-- PROVIDED DATA start --
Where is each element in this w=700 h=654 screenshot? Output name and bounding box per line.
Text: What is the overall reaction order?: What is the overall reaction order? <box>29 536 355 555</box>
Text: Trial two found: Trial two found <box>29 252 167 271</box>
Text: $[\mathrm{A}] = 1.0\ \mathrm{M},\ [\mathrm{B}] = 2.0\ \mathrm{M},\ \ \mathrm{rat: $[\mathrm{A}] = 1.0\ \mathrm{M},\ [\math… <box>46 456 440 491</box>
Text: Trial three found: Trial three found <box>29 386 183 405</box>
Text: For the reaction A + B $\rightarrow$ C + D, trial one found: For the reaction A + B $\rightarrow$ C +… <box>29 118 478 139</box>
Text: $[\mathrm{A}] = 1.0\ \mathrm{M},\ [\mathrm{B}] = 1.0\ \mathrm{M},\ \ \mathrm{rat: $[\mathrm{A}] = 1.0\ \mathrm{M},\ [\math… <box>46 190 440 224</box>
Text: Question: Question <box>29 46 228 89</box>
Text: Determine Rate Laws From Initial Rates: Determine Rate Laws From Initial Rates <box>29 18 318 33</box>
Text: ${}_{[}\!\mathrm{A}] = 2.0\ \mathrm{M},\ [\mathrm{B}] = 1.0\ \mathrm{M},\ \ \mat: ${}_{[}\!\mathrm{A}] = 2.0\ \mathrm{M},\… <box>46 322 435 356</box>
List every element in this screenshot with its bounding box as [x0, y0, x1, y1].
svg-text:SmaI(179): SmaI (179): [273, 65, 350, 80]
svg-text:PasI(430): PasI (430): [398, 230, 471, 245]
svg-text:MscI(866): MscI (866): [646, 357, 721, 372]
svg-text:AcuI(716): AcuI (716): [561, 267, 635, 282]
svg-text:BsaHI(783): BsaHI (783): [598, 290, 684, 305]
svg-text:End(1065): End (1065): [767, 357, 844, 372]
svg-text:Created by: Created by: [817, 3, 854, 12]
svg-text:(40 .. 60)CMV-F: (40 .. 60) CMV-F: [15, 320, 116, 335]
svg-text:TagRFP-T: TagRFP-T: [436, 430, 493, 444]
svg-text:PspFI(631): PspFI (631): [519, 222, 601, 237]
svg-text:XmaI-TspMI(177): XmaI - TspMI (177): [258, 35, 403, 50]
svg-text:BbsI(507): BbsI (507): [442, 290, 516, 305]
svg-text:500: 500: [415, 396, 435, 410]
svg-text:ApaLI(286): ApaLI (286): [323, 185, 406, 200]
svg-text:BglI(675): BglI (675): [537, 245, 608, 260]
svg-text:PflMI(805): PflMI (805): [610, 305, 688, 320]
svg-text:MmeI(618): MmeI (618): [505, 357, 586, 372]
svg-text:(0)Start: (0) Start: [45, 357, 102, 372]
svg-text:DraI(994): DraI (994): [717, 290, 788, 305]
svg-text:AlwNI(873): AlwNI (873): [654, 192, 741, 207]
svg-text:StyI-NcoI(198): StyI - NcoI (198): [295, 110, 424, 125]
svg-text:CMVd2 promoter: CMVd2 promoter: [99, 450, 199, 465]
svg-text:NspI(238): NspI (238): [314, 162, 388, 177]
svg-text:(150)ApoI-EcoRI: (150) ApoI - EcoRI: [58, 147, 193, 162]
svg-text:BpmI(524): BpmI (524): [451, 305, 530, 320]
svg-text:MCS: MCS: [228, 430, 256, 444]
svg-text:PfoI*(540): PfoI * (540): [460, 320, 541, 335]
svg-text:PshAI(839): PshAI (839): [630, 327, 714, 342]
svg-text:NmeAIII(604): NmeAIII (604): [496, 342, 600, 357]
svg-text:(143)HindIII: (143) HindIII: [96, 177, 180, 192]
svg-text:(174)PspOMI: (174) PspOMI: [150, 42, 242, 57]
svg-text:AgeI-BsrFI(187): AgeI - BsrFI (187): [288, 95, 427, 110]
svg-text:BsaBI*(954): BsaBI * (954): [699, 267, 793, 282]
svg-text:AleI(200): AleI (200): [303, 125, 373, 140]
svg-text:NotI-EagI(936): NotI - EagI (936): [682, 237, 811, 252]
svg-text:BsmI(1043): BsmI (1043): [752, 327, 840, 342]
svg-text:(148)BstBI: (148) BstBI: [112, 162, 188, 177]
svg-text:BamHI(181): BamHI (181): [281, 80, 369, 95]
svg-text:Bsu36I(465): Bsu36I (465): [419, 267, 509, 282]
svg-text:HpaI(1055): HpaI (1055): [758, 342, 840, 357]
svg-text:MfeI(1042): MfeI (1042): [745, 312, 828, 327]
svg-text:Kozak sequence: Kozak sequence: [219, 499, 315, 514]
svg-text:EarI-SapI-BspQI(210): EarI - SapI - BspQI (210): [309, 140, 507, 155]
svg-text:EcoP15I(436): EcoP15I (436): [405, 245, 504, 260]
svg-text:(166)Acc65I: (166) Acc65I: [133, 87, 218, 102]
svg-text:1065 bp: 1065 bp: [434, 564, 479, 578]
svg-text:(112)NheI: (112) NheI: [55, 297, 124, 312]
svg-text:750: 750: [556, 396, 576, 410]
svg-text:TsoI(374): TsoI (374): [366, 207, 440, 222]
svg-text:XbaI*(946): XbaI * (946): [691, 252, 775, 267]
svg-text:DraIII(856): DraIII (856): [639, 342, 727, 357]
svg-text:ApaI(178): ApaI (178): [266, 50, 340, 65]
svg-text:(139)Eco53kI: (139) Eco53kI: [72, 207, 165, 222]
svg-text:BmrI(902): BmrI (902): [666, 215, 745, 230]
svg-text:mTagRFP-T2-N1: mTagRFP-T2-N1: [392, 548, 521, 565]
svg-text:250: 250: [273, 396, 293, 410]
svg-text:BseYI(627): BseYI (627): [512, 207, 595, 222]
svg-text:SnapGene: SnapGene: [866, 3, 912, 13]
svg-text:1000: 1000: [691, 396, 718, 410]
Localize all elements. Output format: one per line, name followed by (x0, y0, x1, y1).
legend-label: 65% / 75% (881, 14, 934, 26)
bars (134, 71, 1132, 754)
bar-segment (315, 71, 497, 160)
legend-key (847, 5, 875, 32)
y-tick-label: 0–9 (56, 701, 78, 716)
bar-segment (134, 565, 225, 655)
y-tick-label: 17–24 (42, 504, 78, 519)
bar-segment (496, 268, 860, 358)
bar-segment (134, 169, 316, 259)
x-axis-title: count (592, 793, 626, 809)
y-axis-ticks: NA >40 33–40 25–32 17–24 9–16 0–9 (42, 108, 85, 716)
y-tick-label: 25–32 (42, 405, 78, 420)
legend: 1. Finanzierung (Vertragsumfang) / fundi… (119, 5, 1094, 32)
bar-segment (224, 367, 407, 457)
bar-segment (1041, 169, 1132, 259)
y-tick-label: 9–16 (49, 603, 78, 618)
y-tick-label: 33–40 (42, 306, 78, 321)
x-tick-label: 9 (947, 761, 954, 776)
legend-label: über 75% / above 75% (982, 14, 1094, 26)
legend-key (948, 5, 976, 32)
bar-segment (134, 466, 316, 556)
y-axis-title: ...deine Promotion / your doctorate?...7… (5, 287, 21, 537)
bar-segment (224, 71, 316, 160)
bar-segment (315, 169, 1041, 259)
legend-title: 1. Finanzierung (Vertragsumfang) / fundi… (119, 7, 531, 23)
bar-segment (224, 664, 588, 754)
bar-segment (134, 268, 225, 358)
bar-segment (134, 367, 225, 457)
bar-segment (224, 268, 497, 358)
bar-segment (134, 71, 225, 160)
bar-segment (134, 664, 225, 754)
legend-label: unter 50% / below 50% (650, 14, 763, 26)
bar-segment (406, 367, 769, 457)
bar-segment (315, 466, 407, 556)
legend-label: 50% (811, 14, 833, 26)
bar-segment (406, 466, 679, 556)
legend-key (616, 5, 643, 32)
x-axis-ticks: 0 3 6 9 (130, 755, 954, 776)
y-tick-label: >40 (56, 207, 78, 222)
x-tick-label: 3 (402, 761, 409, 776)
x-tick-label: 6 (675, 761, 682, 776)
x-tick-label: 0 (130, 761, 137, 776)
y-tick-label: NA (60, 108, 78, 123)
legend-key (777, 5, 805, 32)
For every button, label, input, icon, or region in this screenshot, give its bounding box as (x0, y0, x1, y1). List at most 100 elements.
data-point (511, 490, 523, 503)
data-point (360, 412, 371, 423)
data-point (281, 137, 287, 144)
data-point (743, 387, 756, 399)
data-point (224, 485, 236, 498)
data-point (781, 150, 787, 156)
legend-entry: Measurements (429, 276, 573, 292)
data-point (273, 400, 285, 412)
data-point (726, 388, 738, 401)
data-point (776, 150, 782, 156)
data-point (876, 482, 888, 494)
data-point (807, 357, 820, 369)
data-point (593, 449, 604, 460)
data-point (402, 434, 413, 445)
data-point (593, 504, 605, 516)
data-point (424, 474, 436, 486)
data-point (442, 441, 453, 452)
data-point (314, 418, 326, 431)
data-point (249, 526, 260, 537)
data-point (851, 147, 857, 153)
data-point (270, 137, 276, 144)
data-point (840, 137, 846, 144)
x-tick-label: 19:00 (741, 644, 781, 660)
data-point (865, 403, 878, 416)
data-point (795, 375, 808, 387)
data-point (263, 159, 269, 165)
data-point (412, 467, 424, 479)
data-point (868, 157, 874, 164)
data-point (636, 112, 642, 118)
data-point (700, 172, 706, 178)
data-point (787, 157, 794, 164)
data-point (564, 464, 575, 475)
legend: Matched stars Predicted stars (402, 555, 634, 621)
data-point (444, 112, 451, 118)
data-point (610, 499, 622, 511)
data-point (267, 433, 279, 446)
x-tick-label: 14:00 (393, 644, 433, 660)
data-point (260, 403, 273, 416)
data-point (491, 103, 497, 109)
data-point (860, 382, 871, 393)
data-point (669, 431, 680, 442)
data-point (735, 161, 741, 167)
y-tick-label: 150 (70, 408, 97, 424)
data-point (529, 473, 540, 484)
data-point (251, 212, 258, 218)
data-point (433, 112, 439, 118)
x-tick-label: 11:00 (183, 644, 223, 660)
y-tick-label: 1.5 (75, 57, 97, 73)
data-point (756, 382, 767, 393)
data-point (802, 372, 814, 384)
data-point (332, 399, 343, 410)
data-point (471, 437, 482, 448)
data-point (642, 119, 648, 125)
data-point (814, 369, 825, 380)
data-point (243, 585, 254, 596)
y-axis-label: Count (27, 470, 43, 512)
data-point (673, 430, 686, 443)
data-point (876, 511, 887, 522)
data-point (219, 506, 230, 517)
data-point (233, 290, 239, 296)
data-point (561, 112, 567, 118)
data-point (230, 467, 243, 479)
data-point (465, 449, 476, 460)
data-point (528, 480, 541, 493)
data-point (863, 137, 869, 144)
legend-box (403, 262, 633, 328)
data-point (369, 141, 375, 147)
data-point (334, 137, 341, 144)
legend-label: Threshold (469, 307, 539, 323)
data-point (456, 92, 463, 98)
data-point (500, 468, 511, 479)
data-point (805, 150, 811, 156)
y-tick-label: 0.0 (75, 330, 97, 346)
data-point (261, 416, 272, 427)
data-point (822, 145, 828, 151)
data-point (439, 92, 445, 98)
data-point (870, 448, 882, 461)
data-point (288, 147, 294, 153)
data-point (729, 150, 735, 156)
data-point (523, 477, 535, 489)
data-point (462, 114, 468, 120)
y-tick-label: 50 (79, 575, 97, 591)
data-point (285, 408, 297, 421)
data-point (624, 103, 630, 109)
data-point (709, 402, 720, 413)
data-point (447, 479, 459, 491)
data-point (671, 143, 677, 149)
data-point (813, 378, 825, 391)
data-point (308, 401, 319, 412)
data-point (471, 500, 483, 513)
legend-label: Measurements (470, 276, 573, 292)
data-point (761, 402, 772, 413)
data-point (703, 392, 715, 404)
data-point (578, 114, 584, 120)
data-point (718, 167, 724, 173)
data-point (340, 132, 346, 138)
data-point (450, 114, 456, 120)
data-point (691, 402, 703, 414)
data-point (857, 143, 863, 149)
-- PROVIDED DATA end --
* REQUIREMENTS
Switch "overall reaction order" to "total reaction order" in the rows from the first line through the line with "Text: Trial two", then write out those lines again with nothing else changed.

* ANSWER FOR THIS EXERCISE
Where is each element in this w=700 h=654 screenshot? Output name and bounding box per line.
Text: What is the total reaction order?: What is the total reaction order? <box>29 536 355 555</box>
Text: Trial two found: Trial two found <box>29 252 167 271</box>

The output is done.